Information supplied
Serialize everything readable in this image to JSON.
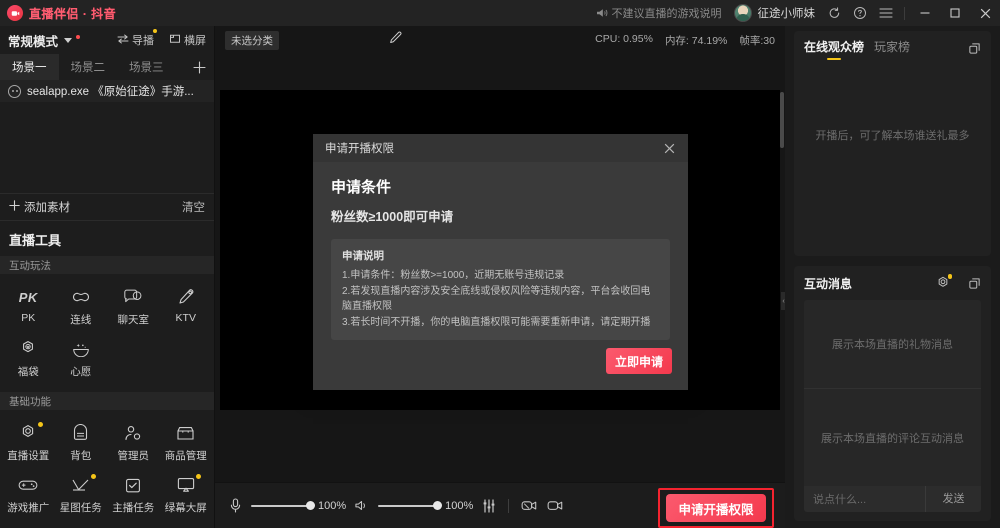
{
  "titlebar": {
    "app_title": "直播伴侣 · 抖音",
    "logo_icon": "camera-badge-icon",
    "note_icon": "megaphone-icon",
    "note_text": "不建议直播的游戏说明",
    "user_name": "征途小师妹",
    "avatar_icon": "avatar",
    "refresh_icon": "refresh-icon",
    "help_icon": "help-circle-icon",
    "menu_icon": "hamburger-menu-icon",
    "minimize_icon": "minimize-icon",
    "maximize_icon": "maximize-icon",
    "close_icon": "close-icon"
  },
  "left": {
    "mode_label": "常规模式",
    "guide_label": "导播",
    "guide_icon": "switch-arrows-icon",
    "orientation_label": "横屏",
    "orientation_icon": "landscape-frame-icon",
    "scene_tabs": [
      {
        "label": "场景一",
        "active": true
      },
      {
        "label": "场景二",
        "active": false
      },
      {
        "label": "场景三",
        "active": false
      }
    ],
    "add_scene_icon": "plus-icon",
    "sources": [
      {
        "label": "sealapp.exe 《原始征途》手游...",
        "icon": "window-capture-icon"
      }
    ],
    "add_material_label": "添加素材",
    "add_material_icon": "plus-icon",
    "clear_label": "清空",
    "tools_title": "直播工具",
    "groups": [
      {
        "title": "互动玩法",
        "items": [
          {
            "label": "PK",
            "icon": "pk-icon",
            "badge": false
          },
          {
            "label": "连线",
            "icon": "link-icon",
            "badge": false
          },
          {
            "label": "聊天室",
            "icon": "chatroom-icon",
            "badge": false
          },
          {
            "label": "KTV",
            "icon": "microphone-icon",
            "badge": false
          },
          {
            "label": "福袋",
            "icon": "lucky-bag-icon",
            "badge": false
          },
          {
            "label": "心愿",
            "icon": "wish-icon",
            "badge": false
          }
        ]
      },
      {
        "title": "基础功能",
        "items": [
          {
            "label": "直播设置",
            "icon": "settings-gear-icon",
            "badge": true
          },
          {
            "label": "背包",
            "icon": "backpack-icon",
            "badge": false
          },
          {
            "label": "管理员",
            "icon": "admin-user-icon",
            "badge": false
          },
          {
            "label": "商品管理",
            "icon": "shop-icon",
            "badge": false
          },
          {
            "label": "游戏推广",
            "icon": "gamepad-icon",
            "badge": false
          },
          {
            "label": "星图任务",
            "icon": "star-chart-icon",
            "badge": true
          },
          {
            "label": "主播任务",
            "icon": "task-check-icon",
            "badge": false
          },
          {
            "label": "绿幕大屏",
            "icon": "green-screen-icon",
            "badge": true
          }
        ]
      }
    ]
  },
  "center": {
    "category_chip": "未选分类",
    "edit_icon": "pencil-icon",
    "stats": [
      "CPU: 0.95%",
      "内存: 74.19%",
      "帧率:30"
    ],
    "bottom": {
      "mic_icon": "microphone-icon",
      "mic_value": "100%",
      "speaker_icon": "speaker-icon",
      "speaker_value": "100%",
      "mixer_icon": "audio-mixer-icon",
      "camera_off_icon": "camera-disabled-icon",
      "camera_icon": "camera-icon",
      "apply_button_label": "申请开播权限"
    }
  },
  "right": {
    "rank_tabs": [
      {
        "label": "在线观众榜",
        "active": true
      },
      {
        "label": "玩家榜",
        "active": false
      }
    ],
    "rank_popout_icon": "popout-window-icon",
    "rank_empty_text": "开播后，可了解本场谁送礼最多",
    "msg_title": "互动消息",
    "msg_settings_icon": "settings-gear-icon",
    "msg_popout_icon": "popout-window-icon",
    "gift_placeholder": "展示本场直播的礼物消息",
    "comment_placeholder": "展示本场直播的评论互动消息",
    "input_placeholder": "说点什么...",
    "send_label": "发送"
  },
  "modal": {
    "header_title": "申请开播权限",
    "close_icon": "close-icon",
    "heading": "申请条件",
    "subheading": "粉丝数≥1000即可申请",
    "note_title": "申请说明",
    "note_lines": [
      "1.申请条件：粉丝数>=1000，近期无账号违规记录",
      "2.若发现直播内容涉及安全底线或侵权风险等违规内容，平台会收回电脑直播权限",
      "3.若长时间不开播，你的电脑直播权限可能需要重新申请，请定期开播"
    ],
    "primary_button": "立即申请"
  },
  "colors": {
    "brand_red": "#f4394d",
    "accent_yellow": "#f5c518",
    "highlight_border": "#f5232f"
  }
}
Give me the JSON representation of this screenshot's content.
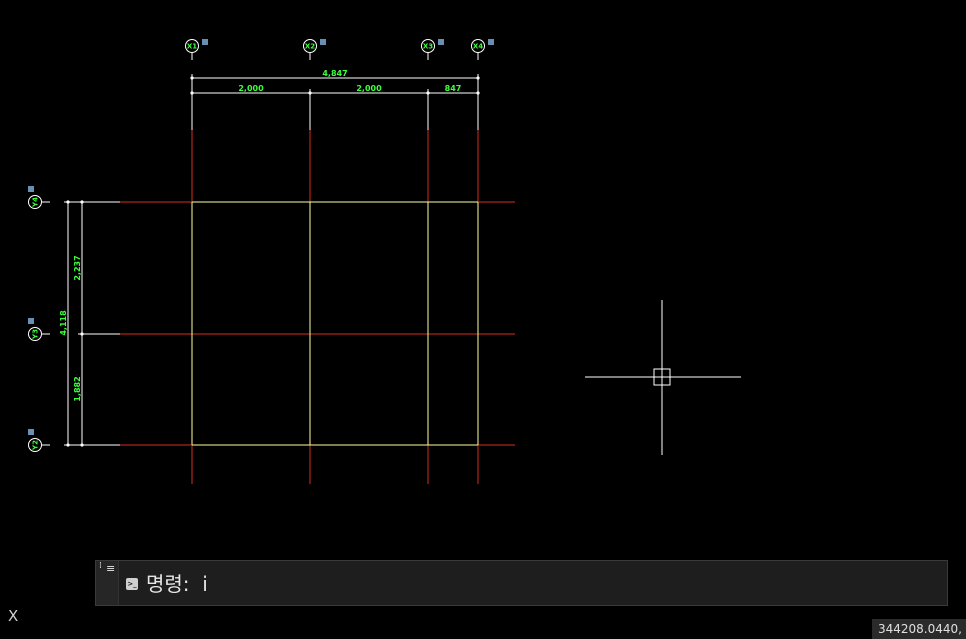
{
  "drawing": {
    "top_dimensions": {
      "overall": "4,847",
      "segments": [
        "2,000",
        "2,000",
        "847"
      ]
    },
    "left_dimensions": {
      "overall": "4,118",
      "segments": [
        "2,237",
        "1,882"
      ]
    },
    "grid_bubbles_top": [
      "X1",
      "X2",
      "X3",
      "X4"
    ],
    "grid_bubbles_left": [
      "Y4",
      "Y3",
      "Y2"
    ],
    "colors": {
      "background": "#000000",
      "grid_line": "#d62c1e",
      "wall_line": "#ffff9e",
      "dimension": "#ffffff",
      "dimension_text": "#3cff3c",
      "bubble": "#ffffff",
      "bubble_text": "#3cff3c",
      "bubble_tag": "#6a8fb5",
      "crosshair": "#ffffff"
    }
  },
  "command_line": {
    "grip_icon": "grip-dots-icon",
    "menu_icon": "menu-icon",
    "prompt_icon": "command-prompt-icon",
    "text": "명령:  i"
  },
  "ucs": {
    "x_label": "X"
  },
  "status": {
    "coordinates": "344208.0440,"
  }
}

To be done
Look for lines containing the string "microphone" and copy them all.

Result of this exercise
            "icon": "microphone-icon",
      "mic_icon": "microphone-icon",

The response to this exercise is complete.